=== PROBLEM ===
Below is a set of records. Repeat all of them exactly.

A run of records:
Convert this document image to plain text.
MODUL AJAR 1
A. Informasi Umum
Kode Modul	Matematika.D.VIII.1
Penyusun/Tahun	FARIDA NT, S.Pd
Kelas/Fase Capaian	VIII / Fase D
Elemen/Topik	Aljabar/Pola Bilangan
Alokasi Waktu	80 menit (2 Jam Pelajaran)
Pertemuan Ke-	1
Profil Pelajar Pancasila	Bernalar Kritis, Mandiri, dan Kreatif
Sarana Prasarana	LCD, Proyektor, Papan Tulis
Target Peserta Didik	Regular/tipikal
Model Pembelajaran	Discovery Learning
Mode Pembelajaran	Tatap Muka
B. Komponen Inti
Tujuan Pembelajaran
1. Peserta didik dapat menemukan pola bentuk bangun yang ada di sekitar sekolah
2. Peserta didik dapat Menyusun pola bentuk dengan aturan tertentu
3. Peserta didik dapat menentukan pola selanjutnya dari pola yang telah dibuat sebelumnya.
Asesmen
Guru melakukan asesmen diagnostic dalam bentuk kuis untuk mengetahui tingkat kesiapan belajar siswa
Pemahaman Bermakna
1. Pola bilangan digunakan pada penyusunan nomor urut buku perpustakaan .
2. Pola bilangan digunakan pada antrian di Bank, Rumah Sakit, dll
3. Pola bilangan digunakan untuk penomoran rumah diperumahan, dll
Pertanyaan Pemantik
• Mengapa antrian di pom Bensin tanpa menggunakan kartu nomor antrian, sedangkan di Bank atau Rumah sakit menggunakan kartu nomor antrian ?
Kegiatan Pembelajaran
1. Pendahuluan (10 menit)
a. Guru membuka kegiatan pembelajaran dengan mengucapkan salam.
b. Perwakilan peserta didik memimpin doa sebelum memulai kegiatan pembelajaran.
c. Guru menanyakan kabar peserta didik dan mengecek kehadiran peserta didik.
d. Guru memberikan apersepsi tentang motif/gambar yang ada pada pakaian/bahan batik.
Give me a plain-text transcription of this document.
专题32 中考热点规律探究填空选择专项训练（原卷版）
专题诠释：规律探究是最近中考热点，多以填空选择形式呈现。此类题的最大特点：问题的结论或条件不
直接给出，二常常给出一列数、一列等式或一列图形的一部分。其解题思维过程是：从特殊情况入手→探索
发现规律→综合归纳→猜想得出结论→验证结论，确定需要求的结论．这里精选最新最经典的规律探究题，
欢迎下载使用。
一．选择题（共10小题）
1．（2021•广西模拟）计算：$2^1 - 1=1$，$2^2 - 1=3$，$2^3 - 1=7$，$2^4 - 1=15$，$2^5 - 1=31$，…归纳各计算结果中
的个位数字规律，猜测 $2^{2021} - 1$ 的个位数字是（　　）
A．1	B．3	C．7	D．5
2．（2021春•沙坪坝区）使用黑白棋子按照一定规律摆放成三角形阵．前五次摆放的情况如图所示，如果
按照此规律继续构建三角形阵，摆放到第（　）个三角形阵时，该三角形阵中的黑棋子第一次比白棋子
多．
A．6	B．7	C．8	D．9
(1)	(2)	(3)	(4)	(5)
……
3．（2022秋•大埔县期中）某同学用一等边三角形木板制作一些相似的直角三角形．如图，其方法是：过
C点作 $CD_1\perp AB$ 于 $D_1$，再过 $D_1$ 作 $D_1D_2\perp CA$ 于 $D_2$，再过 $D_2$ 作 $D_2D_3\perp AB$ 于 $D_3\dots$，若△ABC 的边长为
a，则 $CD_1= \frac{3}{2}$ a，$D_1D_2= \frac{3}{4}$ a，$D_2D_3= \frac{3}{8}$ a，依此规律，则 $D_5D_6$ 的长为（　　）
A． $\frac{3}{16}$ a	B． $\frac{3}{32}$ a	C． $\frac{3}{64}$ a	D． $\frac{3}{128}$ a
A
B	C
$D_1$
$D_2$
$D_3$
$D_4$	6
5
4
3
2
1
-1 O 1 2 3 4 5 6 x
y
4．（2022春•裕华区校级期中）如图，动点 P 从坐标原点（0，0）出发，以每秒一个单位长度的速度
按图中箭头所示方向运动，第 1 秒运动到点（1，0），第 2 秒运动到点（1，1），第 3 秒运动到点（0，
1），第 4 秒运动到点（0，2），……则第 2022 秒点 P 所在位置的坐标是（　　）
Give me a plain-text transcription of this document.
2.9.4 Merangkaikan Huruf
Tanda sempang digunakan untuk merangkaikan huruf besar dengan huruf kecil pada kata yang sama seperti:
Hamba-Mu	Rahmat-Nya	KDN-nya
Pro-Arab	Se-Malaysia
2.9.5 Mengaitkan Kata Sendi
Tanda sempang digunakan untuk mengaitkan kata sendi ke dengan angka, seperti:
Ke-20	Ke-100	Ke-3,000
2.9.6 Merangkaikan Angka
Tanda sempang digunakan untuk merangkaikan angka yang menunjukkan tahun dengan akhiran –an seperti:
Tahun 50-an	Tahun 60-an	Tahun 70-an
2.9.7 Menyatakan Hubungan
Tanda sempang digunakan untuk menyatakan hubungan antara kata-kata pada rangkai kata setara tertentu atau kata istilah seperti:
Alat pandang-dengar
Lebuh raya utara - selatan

=== SOLUTION TO THIS EXERCISE ===
Convert this document image to plain text.
MODUL AJAR 1
A. Informasi Umum
Kode Modul	Matematika.D.VIII.1
Penyusun/Tahun	FARIDA NT, S.Pd
Kelas/Fase Capaian	VIII / Fase D
Elemen/Topik	Aljabar/Pola Bilangan
Alokasi Waktu	80 menit (2 Jam Pelajaran)
Pertemuan Ke-	1
Profil Pelajar Pancasila	Bernalar Kritis, Mandiri, dan Kreatif
Sarana Prasarana	LCD, Proyektor, Papan Tulis
Target Peserta Didik	Regular/tipikal
Model Pembelajaran	Discovery Learning
Mode Pembelajaran	Tatap Muka
B. Komponen Inti
Tujuan Pembelajaran
1. Peserta didik dapat menemukan pola bentuk bangun yang ada di sekitar sekolah
2. Peserta didik dapat Menyusun pola bentuk dengan aturan tertentu
3. Peserta didik dapat menentukan pola selanjutnya dari pola yang telah dibuat sebelumnya.
Asesmen
Guru melakukan asesmen diagnostic dalam bentuk kuis untuk mengetahui tingkat kesiapan belajar siswa
Pemahaman Bermakna
1. Pola bilangan digunakan pada penyusunan nomor urut buku perpustakaan .
2. Pola bilangan digunakan pada antrian di Bank, Rumah Sakit, dll
3. Pola bilangan digunakan untuk penomoran rumah diperumahan, dll
Pertanyaan Pemantik
• Mengapa antrian di pom Bensin tanpa menggunakan kartu nomor antrian, sedangkan di Bank atau Rumah sakit menggunakan kartu nomor antrian ?
Kegiatan Pembelajaran
1. Pendahuluan (10 menit)
a. Guru membuka kegiatan pembelajaran dengan mengucapkan salam.
b. Perwakilan peserta didik memimpin doa sebelum memulai kegiatan pembelajaran.
c. Guru menanyakan kabar peserta didik dan mengecek kehadiran peserta didik.
d. Guru memberikan apersepsi tentang motif/gambar yang ada pada pakaian/bahan batik.
Give me a plain-text transcription of this document.
专题32 中考热点规律探究填空选择专项训练（原卷版）
专题诠释：规律探究是最近中考热点，多以填空选择形式呈现。此类题的最大特点：问题的结论或条件不
直接给出，二常常给出一列数、一列等式或一列图形的一部分。其解题思维过程是：从特殊情况入手→探索
发现规律→综合归纳→猜想得出结论→验证结论，确定需要求的结论．这里精选最新最经典的规律探究题，
欢迎下载使用。
一．选择题（共10小题）
1．（2021•广西模拟）计算：$2^1 - 1=1$，$2^2 - 1=3$，$2^3 - 1=7$，$2^4 - 1=15$，$2^5 - 1=31$，…归纳各计算结果中
的个位数字规律，猜测 $2^{2021} - 1$ 的个位数字是（　　）
A．1	B．3	C．7	D．5
2．（2021春•沙坪坝区）使用黑白棋子按照一定规律摆放成三角形阵．前五次摆放的情况如图所示，如果
按照此规律继续构建三角形阵，摆放到第（　）个三角形阵时，该三角形阵中的黑棋子第一次比白棋子
多．
A．6	B．7	C．8	D．9
(1)	(2)	(3)	(4)	(5)
……
3．（2022秋•大埔县期中）某同学用一等边三角形木板制作一些相似的直角三角形．如图，其方法是：过
C点作 $CD_1\perp AB$ 于 $D_1$，再过 $D_1$ 作 $D_1D_2\perp CA$ 于 $D_2$，再过 $D_2$ 作 $D_2D_3\perp AB$ 于 $D_3\dots$，若△ABC 的边长为
a，则 $CD_1= \frac{3}{2}$ a，$D_1D_2= \frac{3}{4}$ a，$D_2D_3= \frac{3}{8}$ a，依此规律，则 $D_5D_6$ 的长为（　　）
A． $\frac{3}{16}$ a	B． $\frac{3}{32}$ a	C． $\frac{3}{64}$ a	D． $\frac{3}{128}$ a
A
B	C
$D_1$
$D_2$
$D_3$
$D_4$	6
5
4
3
2
1
-1 O 1 2 3 4 5 6 x
y
4．（2022春•裕华区校级期中）如图，动点 P 从坐标原点（0，0）出发，以每秒一个单位长度的速度
按图中箭头所示方向运动，第 1 秒运动到点（1，0），第 2 秒运动到点（1，1），第 3 秒运动到点（0，
1），第 4 秒运动到点（0，2），……则第 2022 秒点 P 所在位置的坐标是（　　）
Give me a plain-text transcription of this document.
2.9.4 Merangkaikan Huruf
Tanda sempang digunakan untuk merangkaikan huruf besar dengan huruf kecil pada kata yang sama seperti:
Hamba-Mu	Rahmat-Nya	KDN-nya
Pro-Arab	Se-Malaysia
2.9.5 Mengaitkan Kata Sendi
Tanda sempang digunakan untuk mengaitkan kata sendi ke dengan angka, seperti:
Ke-20	Ke-100	Ke-3,000
2.9.6 Merangkaikan Angka
Tanda sempang digunakan untuk merangkaikan angka yang menunjukkan tahun dengan akhiran –an seperti:
Tahun 50-an	Tahun 60-an	Tahun 70-an
2.9.7 Menyatakan Hubungan
Tanda sempang digunakan untuk menyatakan hubungan antara kata-kata pada rangkai kata setara tertentu atau kata istilah seperti:
Alat pandang-dengar
Lebuh raya utara - selatan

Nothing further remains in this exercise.